--- EXPLORE THE MATERIAL ---
(1) Rewrite everything from "What each directory" down to "a warehouse instead." in the directory descriptions, changing "dashboard pages" to "report pages".
(2) In the directory descriptions, where are the saved results of a notebook kept?
(3) Carry on the directory descriptions from where they stop.

--- DOCUMENT EXTRACT ---
== == ==
What each directory holds

  • blocks/ — one .dql file per block. Governance fields (domain, owner) are required by default; the certification check runs on CI.
  • notebooks/ — interactive analysis. Saved results live beside the notebook as .run.json (git-ignored).
  • apps/ — decision-facing packages. An App can have dashboard pages, attached notebooks, AI conversations and pins, and draft DQL blocks. In OSS, domain, subdomain, groups, audience, visibility, and lifecycle are organization metadata, not enterprise access-control boundaries.
  • semantic-layer/ — metrics and dimensions authored locally. When you configure dbt artifacts, DQL reads MetricFlow semantics from target/semantic_manifest.json and keeps generated cache files under .dql/.
  • data/ — sample data for local exploration. Production projects usually query a warehouse instead.
  • .dql/imports/ — local import review sessions. SQL imports follow extract -> normalize -> validate -> review -> save. LLM enrichment is optional and review-gated.
== == ==
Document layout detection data
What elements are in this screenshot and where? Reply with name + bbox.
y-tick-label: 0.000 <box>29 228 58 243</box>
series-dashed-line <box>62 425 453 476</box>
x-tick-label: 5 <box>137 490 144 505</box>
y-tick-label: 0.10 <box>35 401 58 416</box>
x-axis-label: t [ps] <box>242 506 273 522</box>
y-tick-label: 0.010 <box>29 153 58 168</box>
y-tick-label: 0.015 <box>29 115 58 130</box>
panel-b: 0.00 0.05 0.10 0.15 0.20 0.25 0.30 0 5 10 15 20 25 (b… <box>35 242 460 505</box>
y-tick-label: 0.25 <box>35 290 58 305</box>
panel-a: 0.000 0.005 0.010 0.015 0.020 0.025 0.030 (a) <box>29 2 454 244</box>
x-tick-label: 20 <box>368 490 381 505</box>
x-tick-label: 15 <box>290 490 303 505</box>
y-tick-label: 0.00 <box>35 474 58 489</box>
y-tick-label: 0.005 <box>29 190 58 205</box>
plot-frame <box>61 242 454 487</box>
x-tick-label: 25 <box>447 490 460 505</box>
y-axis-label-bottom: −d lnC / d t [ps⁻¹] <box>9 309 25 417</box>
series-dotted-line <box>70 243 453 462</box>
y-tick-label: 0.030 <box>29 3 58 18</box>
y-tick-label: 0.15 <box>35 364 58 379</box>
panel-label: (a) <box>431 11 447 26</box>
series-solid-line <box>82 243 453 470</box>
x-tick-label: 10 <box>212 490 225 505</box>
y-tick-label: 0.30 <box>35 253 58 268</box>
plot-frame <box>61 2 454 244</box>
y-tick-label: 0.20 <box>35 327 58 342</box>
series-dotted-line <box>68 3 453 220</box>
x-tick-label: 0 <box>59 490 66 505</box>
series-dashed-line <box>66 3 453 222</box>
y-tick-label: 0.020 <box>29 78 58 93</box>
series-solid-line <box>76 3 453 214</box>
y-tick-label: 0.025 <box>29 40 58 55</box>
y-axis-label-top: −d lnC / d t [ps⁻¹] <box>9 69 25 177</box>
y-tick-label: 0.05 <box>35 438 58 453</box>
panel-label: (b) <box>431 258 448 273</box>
== == ==
--- ANSWERS BY TASK ---
(1)
What each directory holds

  • blocks/ — one .dql file per block. Governance fields (domain, owner) are required by default; the certification check runs on CI.
  • notebooks/ — interactive analysis. Saved results live beside the notebook as .run.json (git-ignored).
  • apps/ — decision-facing packages. An App can have report pages, attached notebooks, AI conversations and pins, and draft DQL blocks. In OSS, domain, subdomain, groups, audience, visibility, and lifecycle are organization metadata, not enterprise access-control boundaries.
  • semantic-layer/ — metrics and dimensions authored locally. When you configure dbt artifacts, DQL reads MetricFlow semantics from target/semantic_manifest.json and keeps generated cache files under .dql/.
  • data/ — sample data for local exploration. Production projects usually query a warehouse instead.

(2) Beside the notebook as .run.json files, which are git-ignored.

(3)
  • .dql/local/apps.sqlite — private single-user state such as local Apps, layout overrides, AI pins, and saved views.

App mental model

Use one library model:

Domain -> Subdomain -> Group / Use Case -> App
  -> Dashboard pages
  -> Supporting notebooks
  -> AI conversations and pinned summaries
  -> Draft blocks
  • Domain is the business area, such as Cards, Lending, or Deposits.
  • Subdomain is the narrower area, such as Fraud or Merchant Risk.
  • Group is a local use-case/team label in OSS.
  • App is the main user-facing package.
  • Dashboard page is a curated grid inside an App.
  • Notebook is the analysis workbench attached to an App.
  • AI Pin is local output that can be promoted to a review draft.

certified is a trust label in OSS. It is not SSO, RBAC, or hosted governance.

Notebook UI workflow

The OSS notebook UI is organized around the work a single user does most often:

  • Apps — browse My Local, Shared, Templates, and Review App views by domain, subdomain, group, owner, lifecycle, certification, and tags.
  • Notebooks — open and edit .dqlnb analysis files.
  • Blocks — browse reusable .dql blocks and open the dbt-first Block Studio. Import SQL is a top action inside this surface, not a separate left navigation item.
  • Review — inspect Apps in review, AI pins, draft blocks, and certified App counts before promoting work.
  • Settings — local provider keys and runtime settings.

Inside an App, the UI has two modes:

  • View shows dashboard pages, attached notebook previews, AI conversations, and pinned summaries. It hides builder controls, drafts, and settings.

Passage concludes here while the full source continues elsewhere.